* _LISTED ENTRIES_
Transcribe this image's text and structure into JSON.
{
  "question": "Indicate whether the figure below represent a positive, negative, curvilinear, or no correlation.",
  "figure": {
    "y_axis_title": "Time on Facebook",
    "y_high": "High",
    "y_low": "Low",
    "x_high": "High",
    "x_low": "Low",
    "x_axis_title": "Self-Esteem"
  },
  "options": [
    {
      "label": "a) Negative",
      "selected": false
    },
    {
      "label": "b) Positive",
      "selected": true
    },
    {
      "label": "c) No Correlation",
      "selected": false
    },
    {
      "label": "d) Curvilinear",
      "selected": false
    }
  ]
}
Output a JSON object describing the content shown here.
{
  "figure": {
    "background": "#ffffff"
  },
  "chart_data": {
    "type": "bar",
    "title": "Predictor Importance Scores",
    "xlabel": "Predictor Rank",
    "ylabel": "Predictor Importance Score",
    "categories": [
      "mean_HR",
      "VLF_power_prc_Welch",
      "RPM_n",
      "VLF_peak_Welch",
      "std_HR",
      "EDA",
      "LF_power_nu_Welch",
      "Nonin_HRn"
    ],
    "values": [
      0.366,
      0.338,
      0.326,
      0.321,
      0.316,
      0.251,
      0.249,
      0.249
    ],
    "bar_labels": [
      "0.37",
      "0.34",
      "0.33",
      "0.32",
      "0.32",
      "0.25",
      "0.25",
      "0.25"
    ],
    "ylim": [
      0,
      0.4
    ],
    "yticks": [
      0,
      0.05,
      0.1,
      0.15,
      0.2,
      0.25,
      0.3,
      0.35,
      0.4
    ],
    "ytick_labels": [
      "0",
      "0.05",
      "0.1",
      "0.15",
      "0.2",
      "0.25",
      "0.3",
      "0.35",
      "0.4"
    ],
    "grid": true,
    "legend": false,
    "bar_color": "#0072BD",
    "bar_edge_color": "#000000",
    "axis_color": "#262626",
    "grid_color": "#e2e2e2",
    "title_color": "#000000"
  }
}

* _WORK TO DO_
List all lines holding the string "JSON".

* _RESPONSE_
Transcribe this image's text and structure into JSON.
Output a JSON object describing the content shown here.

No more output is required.